__Brief__: Please print every record below exactly as it appears.

☆ ☆ ☆

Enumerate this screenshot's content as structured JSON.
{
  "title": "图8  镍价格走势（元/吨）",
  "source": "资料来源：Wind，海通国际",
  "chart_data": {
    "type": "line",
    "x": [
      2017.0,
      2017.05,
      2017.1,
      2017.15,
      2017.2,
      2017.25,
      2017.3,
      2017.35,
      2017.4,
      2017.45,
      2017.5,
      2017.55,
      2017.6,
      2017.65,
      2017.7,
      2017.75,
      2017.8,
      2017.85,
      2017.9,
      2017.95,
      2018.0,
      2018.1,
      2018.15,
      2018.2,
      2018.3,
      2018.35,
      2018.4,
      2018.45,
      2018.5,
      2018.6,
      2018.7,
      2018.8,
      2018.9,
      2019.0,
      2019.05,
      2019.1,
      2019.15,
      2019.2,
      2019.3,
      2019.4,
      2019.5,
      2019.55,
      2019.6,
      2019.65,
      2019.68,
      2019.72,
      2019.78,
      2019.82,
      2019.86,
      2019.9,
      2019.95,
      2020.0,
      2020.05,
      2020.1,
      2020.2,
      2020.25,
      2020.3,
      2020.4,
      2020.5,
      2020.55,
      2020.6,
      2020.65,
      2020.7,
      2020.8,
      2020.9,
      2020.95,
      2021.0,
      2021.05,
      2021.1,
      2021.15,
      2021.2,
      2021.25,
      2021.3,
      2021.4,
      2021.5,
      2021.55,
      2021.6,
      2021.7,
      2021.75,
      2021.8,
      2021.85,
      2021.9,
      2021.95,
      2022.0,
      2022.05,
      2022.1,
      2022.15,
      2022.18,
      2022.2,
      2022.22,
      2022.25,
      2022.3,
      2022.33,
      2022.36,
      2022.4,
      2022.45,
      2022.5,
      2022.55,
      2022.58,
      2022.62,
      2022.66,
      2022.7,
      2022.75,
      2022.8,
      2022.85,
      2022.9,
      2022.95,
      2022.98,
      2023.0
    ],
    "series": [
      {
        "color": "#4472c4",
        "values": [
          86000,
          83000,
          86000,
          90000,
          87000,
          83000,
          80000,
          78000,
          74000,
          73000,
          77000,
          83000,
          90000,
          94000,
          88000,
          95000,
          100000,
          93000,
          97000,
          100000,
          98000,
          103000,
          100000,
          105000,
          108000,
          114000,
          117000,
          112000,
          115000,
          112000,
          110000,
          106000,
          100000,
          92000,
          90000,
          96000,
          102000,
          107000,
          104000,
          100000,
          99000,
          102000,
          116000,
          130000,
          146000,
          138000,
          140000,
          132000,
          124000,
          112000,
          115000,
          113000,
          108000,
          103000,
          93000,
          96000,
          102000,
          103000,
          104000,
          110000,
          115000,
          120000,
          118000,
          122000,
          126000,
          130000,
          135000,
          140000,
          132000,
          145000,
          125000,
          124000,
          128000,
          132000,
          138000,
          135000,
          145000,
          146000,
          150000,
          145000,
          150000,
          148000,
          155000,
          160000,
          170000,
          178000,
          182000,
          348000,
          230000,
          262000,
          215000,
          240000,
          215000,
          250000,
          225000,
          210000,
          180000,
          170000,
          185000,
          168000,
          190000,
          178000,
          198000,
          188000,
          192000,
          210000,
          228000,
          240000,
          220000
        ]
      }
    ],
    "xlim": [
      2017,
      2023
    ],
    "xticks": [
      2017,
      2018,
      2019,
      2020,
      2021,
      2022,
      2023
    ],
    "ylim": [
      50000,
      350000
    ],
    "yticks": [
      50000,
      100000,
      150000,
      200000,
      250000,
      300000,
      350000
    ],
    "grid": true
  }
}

☆ ☆ ☆

__Solution for this problem__:
Enumerate this screenshot's content as structured JSON.
{
  "title": "图8  镍价格走势（元/吨）",
  "source": "资料来源：Wind，海通国际",
  "chart_data": {
    "type": "line",
    "x": [
      2017.0,
      2017.05,
      2017.1,
      2017.15,
      2017.2,
      2017.25,
      2017.3,
      2017.35,
      2017.4,
      2017.45,
      2017.5,
      2017.55,
      2017.6,
      2017.65,
      2017.7,
      2017.75,
      2017.8,
      2017.85,
      2017.9,
      2017.95,
      2018.0,
      2018.1,
      2018.15,
      2018.2,
      2018.3,
      2018.35,
      2018.4,
      2018.45,
      2018.5,
      2018.6,
      2018.7,
      2018.8,
      2018.9,
      2019.0,
      2019.05,
      2019.1,
      2019.15,
      2019.2,
      2019.3,
      2019.4,
      2019.5,
      2019.55,
      2019.6,
      2019.65,
      2019.68,
      2019.72,
      2019.78,
      2019.82,
      2019.86,
      2019.9,
      2019.95,
      2020.0,
      2020.05,
      2020.1,
      2020.2,
      2020.25,
      2020.3,
      2020.4,
      2020.5,
      2020.55,
      2020.6,
      2020.65,
      2020.7,
      2020.8,
      2020.9,
      2020.95,
      2021.0,
      2021.05,
      2021.1,
      2021.15,
      2021.2,
      2021.25,
      2021.3,
      2021.4,
      2021.5,
      2021.55,
      2021.6,
      2021.7,
      2021.75,
      2021.8,
      2021.85,
      2021.9,
      2021.95,
      2022.0,
      2022.05,
      2022.1,
      2022.15,
      2022.18,
      2022.2,
      2022.22,
      2022.25,
      2022.3,
      2022.33,
      2022.36,
      2022.4,
      2022.45,
      2022.5,
      2022.55,
      2022.58,
      2022.62,
      2022.66,
      2022.7,
      2022.75,
      2022.8,
      2022.85,
      2022.9,
      2022.95,
      2022.98,
      2023.0
    ],
    "series": [
      {
        "color": "#4472c4",
        "values": [
          86000,
          83000,
          86000,
          90000,
          87000,
          83000,
          80000,
          78000,
          74000,
          73000,
          77000,
          83000,
          90000,
          94000,
          88000,
          95000,
          100000,
          93000,
          97000,
          100000,
          98000,
          103000,
          100000,
          105000,
          108000,
          114000,
          117000,
          112000,
          115000,
          112000,
          110000,
          106000,
          100000,
          92000,
          90000,
          96000,
          102000,
          107000,
          104000,
          100000,
          99000,
          102000,
          116000,
          130000,
          146000,
          138000,
          140000,
          132000,
          124000,
          112000,
          115000,
          113000,
          108000,
          103000,
          93000,
          96000,
          102000,
          103000,
          104000,
          110000,
          115000,
          120000,
          118000,
          122000,
          126000,
          130000,
          135000,
          140000,
          132000,
          145000,
          125000,
          124000,
          128000,
          132000,
          138000,
          135000,
          145000,
          146000,
          150000,
          145000,
          150000,
          148000,
          155000,
          160000,
          170000,
          178000,
          182000,
          348000,
          230000,
          262000,
          215000,
          240000,
          215000,
          250000,
          225000,
          210000,
          180000,
          170000,
          185000,
          168000,
          190000,
          178000,
          198000,
          188000,
          192000,
          210000,
          228000,
          240000,
          220000
        ]
      }
    ],
    "xlim": [
      2017,
      2023
    ],
    "xticks": [
      2017,
      2018,
      2019,
      2020,
      2021,
      2022,
      2023
    ],
    "ylim": [
      50000,
      350000
    ],
    "yticks": [
      50000,
      100000,
      150000,
      200000,
      250000,
      300000,
      350000
    ],
    "grid": true
  }
}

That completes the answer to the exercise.